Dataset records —
■ ■ ■ ■ ■
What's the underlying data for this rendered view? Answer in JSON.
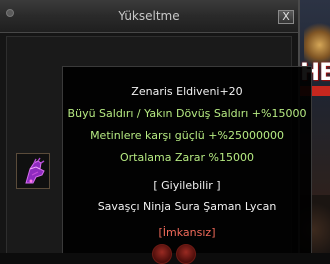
{
  "window": {
    "title": "Yükseltme",
    "close_label": "X"
  },
  "item": {
    "icon": "glove-icon",
    "name": "Zenaris Eldiveni+20",
    "bonuses": [
      "Büyü Saldırı / Yakın Dövüş Saldırı +%15000",
      "Metinlere karşı güçlü +%25000000",
      "Ortalama Zarar %15000"
    ],
    "wearable": "[ Giyilebilir ]",
    "classes": "Savaşçı Ninja Sura Şaman Lycan",
    "status": "[İmkansız]"
  },
  "colors": {
    "name": "#f2f2f2",
    "bonus": "#b6ea82",
    "status": "#f06a5a"
  }
}
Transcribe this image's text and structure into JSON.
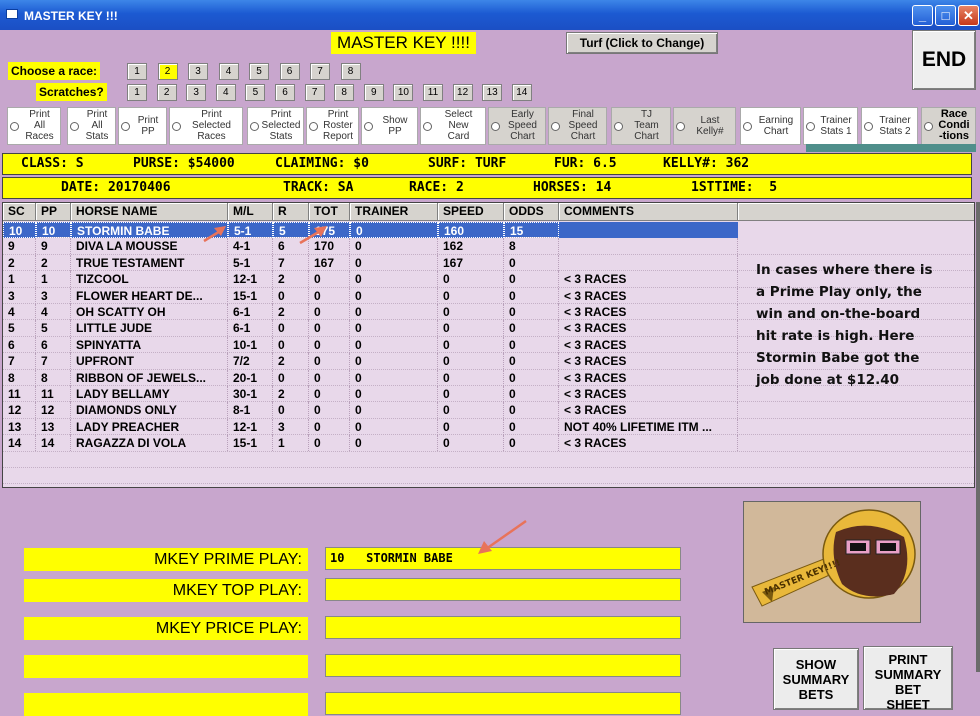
{
  "window": {
    "title": "MASTER KEY !!!"
  },
  "header": {
    "title": "MASTER KEY !!!!",
    "turf_button": "Turf (Click to Change)",
    "end_button": "END"
  },
  "race_chooser": {
    "label": "Choose  a race:",
    "numbers": [
      "1",
      "2",
      "3",
      "4",
      "5",
      "6",
      "7",
      "8"
    ],
    "selected": "2"
  },
  "scratches": {
    "label": "Scratches?",
    "numbers": [
      "1",
      "2",
      "3",
      "4",
      "5",
      "6",
      "7",
      "8",
      "9",
      "10",
      "11",
      "12",
      "13",
      "14"
    ]
  },
  "options": [
    {
      "label": "Print\nAll\nRaces",
      "style": "white"
    },
    {
      "label": "Print\nAll\nStats",
      "style": "white"
    },
    {
      "label": "Print\nPP",
      "style": "white"
    },
    {
      "label": "Print\nSelected\nRaces",
      "style": "white"
    },
    {
      "label": "Print\nSelected\nStats",
      "style": "white"
    },
    {
      "label": "Print\nRoster\nReport",
      "style": "white"
    },
    {
      "label": "Show\nPP",
      "style": "white"
    },
    {
      "label": "Select\nNew\nCard",
      "style": "white"
    },
    {
      "label": "Early\nSpeed\nChart",
      "style": "gray"
    },
    {
      "label": "Final\nSpeed\nChart",
      "style": "gray"
    },
    {
      "label": "TJ\nTeam\nChart",
      "style": "gray"
    },
    {
      "label": "Last\nKelly#",
      "style": "gray"
    },
    {
      "label": "Earning\nChart",
      "style": "white"
    },
    {
      "label": "Trainer\nStats 1",
      "style": "white"
    },
    {
      "label": "Trainer\nStats 2",
      "style": "white"
    },
    {
      "label": "Race\nCondi\n-tions",
      "style": "race"
    }
  ],
  "info1": {
    "class": "CLASS: S",
    "purse": "PURSE: $54000",
    "claiming": "CLAIMING: $0",
    "surf": "SURF: TURF",
    "fur": "FUR: 6.5",
    "kelly": "KELLY#: 362"
  },
  "info2": {
    "date": "DATE: 20170406",
    "track": "TRACK: SA",
    "race": "RACE: 2",
    "horses": "HORSES: 14",
    "first": "1STTIME:  5"
  },
  "table": {
    "columns": [
      "SC",
      "PP",
      "HORSE NAME",
      "M/L",
      "R",
      "TOT",
      "TRAINER",
      "SPEED",
      "ODDS",
      "COMMENTS"
    ],
    "rows": [
      [
        "10",
        "10",
        "STORMIN BABE",
        "5-1",
        "5",
        "175",
        "0",
        "160",
        "15",
        ""
      ],
      [
        "9",
        "9",
        "DIVA LA MOUSSE",
        "4-1",
        "6",
        "170",
        "0",
        "162",
        "8",
        ""
      ],
      [
        "2",
        "2",
        "TRUE TESTAMENT",
        "5-1",
        "7",
        "167",
        "0",
        "167",
        "0",
        ""
      ],
      [
        "1",
        "1",
        "TIZCOOL",
        "12-1",
        "2",
        "0",
        "0",
        "0",
        "0",
        "< 3 RACES"
      ],
      [
        "3",
        "3",
        "FLOWER HEART DE...",
        "15-1",
        "0",
        "0",
        "0",
        "0",
        "0",
        "< 3 RACES"
      ],
      [
        "4",
        "4",
        "OH SCATTY OH",
        "6-1",
        "2",
        "0",
        "0",
        "0",
        "0",
        "< 3 RACES"
      ],
      [
        "5",
        "5",
        "LITTLE JUDE",
        "6-1",
        "0",
        "0",
        "0",
        "0",
        "0",
        "< 3 RACES"
      ],
      [
        "6",
        "6",
        "SPINYATTA",
        "10-1",
        "0",
        "0",
        "0",
        "0",
        "0",
        "< 3 RACES"
      ],
      [
        "7",
        "7",
        "UPFRONT",
        "7/2",
        "2",
        "0",
        "0",
        "0",
        "0",
        "< 3 RACES"
      ],
      [
        "8",
        "8",
        "RIBBON OF JEWELS...",
        "20-1",
        "0",
        "0",
        "0",
        "0",
        "0",
        "< 3 RACES"
      ],
      [
        "11",
        "11",
        "LADY BELLAMY",
        "30-1",
        "2",
        "0",
        "0",
        "0",
        "0",
        "< 3 RACES"
      ],
      [
        "12",
        "12",
        "DIAMONDS ONLY",
        "8-1",
        "0",
        "0",
        "0",
        "0",
        "0",
        "< 3 RACES"
      ],
      [
        "13",
        "13",
        "LADY PREACHER",
        "12-1",
        "3",
        "0",
        "0",
        "0",
        "0",
        "NOT 40% LIFETIME ITM  ..."
      ],
      [
        "14",
        "14",
        "RAGAZZA DI VOLA",
        "15-1",
        "1",
        "0",
        "0",
        "0",
        "0",
        "< 3 RACES"
      ]
    ]
  },
  "annotation": [
    "In cases where there is",
    "a Prime Play only, the",
    "win and on-the-board",
    "hit rate is high.  Here",
    "Stormin Babe got the",
    "job done at $12.40"
  ],
  "plays": [
    {
      "label": "MKEY PRIME PLAY:",
      "value": "10   STORMIN BABE"
    },
    {
      "label": "MKEY TOP PLAY:",
      "value": ""
    },
    {
      "label": "MKEY PRICE PLAY:",
      "value": ""
    },
    {
      "label": "",
      "value": ""
    },
    {
      "label": "",
      "value": ""
    }
  ],
  "key_image_text": "MASTER KEY!!!!",
  "buttons": {
    "show_summary": "SHOW\nSUMMARY\nBETS",
    "print_summary": "PRINT\nSUMMARY\nBET\nSHEET"
  },
  "colors": {
    "background": "#c8a6cd",
    "highlight": "#ffff00",
    "selection": "#3c67c8",
    "arrow": "#e8735a"
  }
}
■ ■ ■ ■ ■
What the exercise asks — Looking at the data above, show all lines where the word "nSpeed" occurs.

Written solution —
      "label": "Early\nSpeed\nChart",
      "label": "Final\nSpeed\nChart",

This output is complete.